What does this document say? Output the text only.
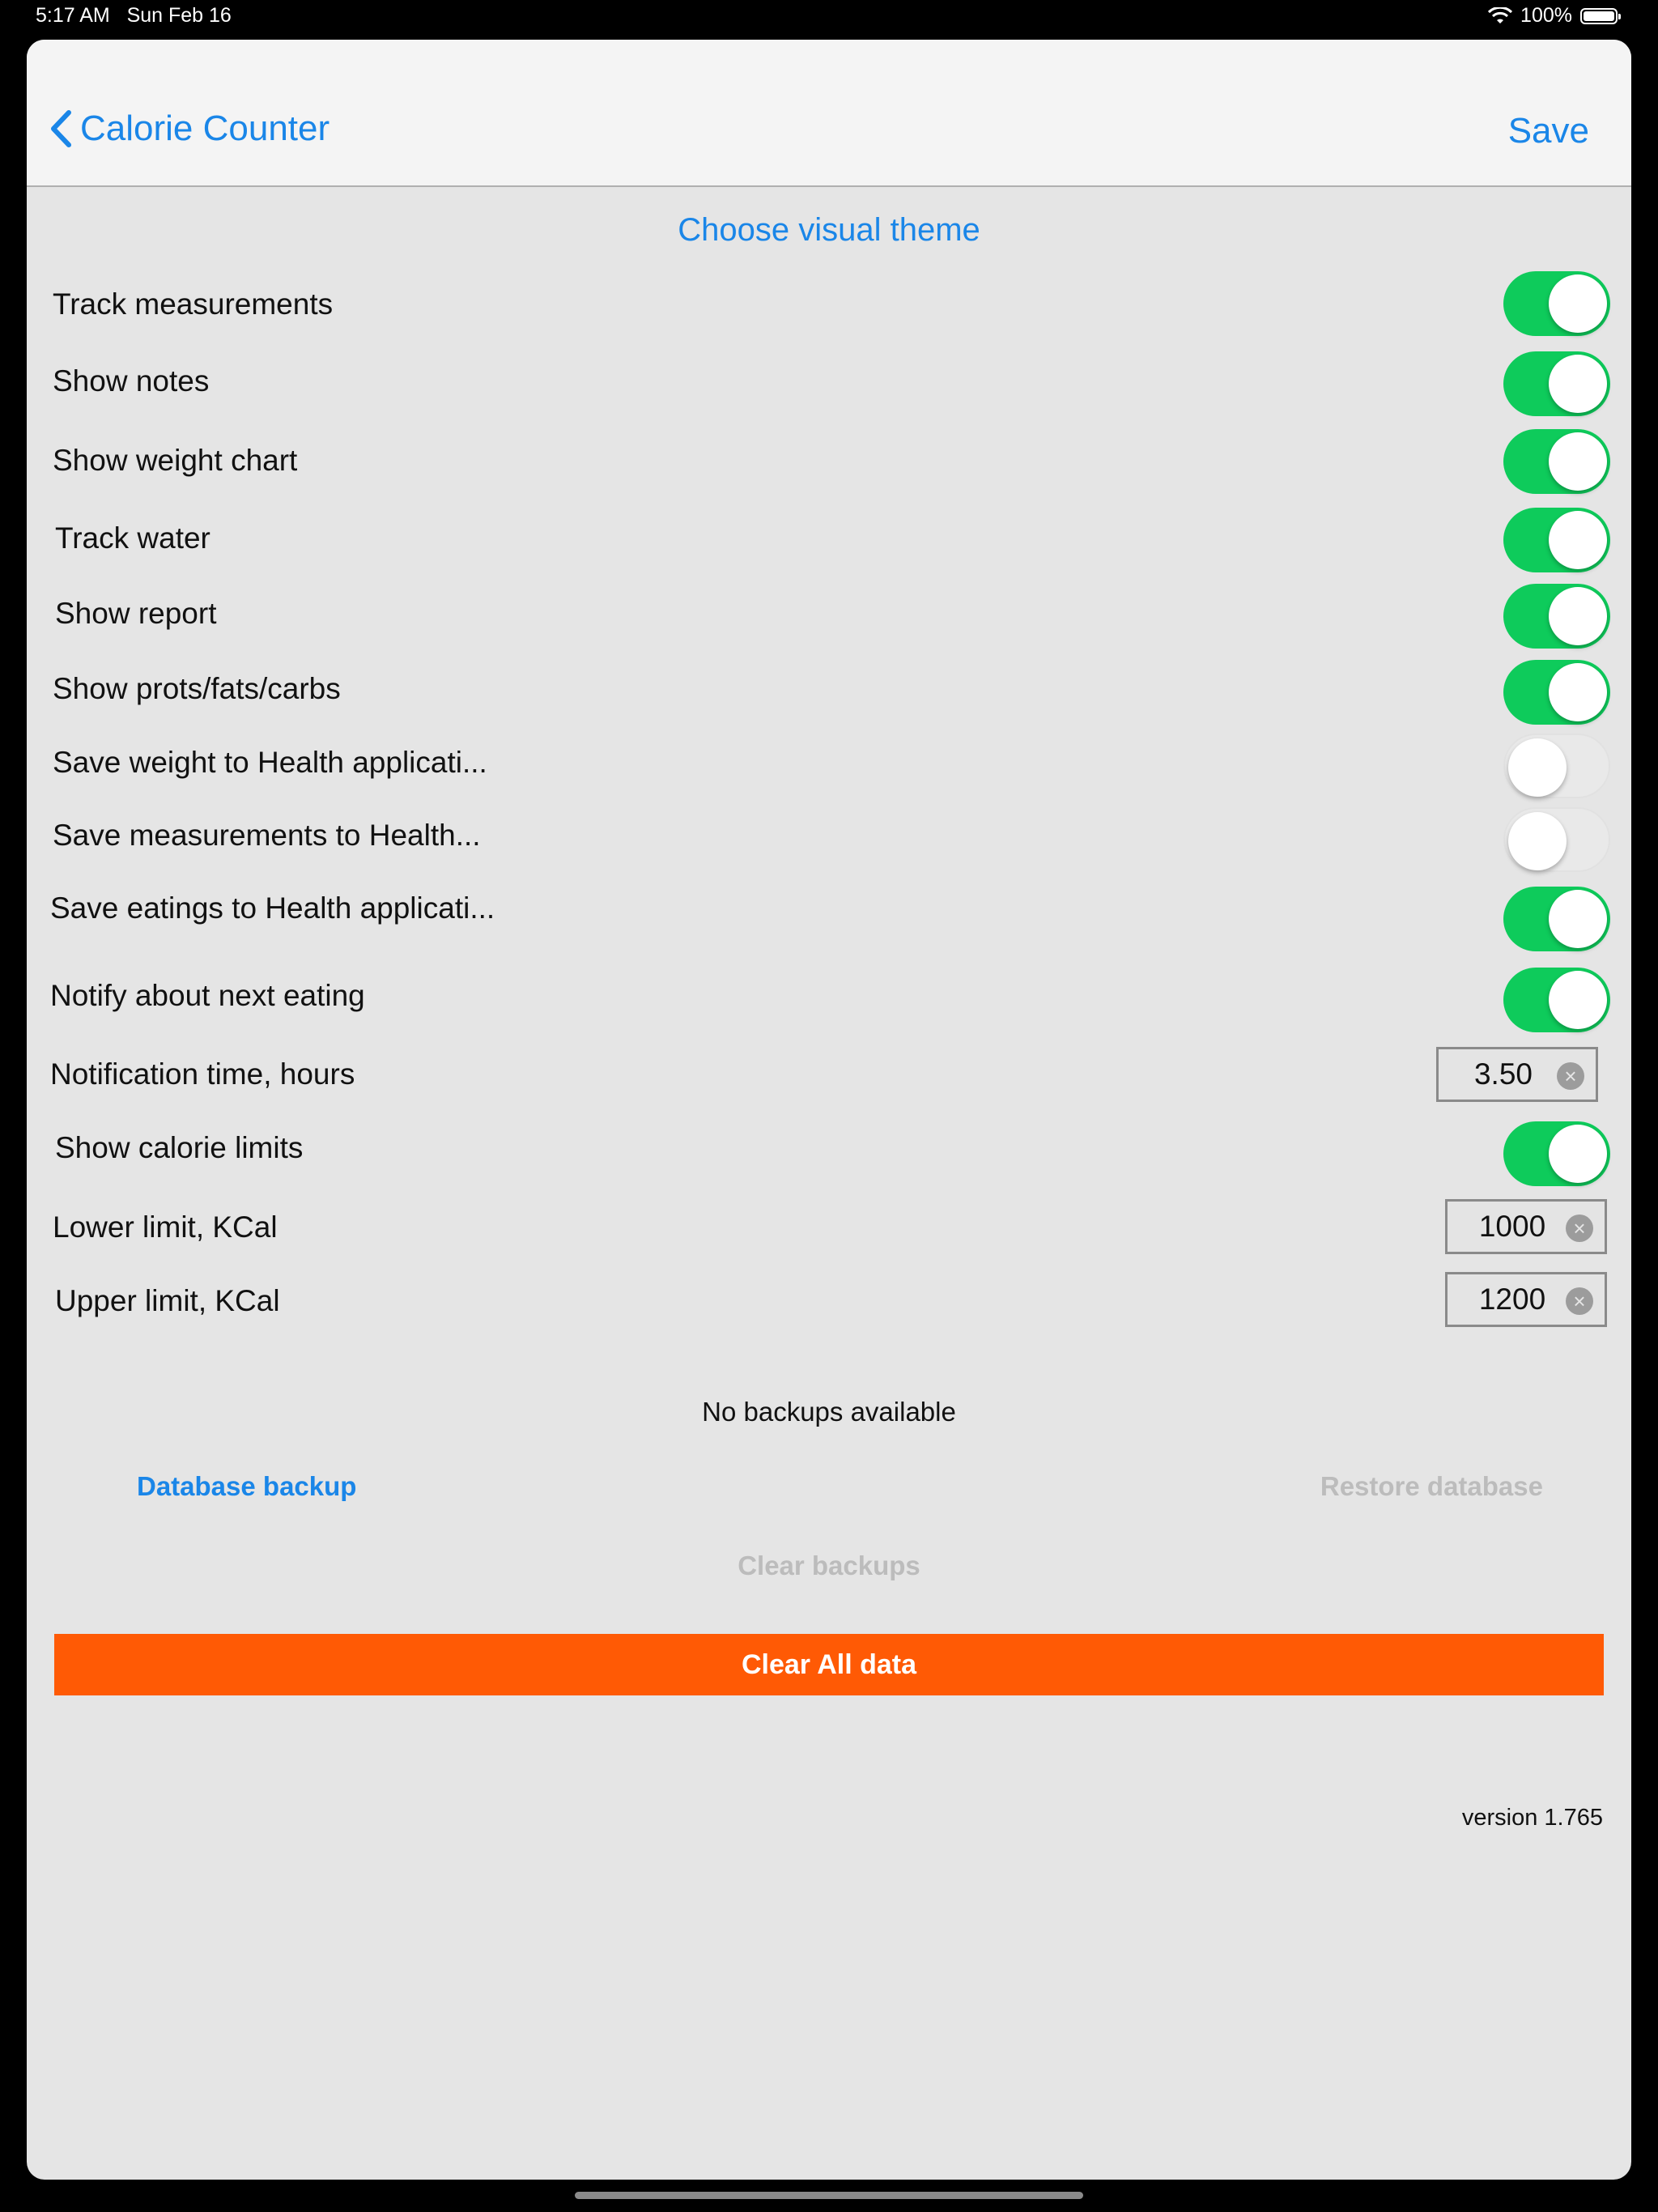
5:17 AM Sun Feb 16	100%
Calorie Counter	Save
Choose visual theme
Track measurements
Show notes
Show weight chart
Track water
Show report
Show prots/fats/carbs
Save weight to Health applicati...
Save measurements to Health...
Save eatings to Health applicati...
Notify about next eating
Notification time, hours
3.50	×
Show calorie limits
Lower limit, KCal
1000	×
Upper limit, KCal
1200	×
No backups available
Database backup	Restore database
Clear backups
Clear All data
version 1.765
──────────
§ **Written exercise**: Set down every entry word for word, but omit the pictures.

§ **Task result**:
What does this document say? Output the text only.
5:17 AM Sun Feb 16	100%
Calorie Counter	Save
Choose visual theme
Track measurements
Show notes
Show weight chart
Track water
Show report
Show prots/fats/carbs
Save weight to Health applicati...
Save measurements to Health...
Save eatings to Health applicati...
Notify about next eating
Notification time, hours
3.50	×
Show calorie limits
Lower limit, KCal
1000	×
Upper limit, KCal
1200	×
No backups available
Database backup	Restore database
Clear backups
Clear All data
version 1.765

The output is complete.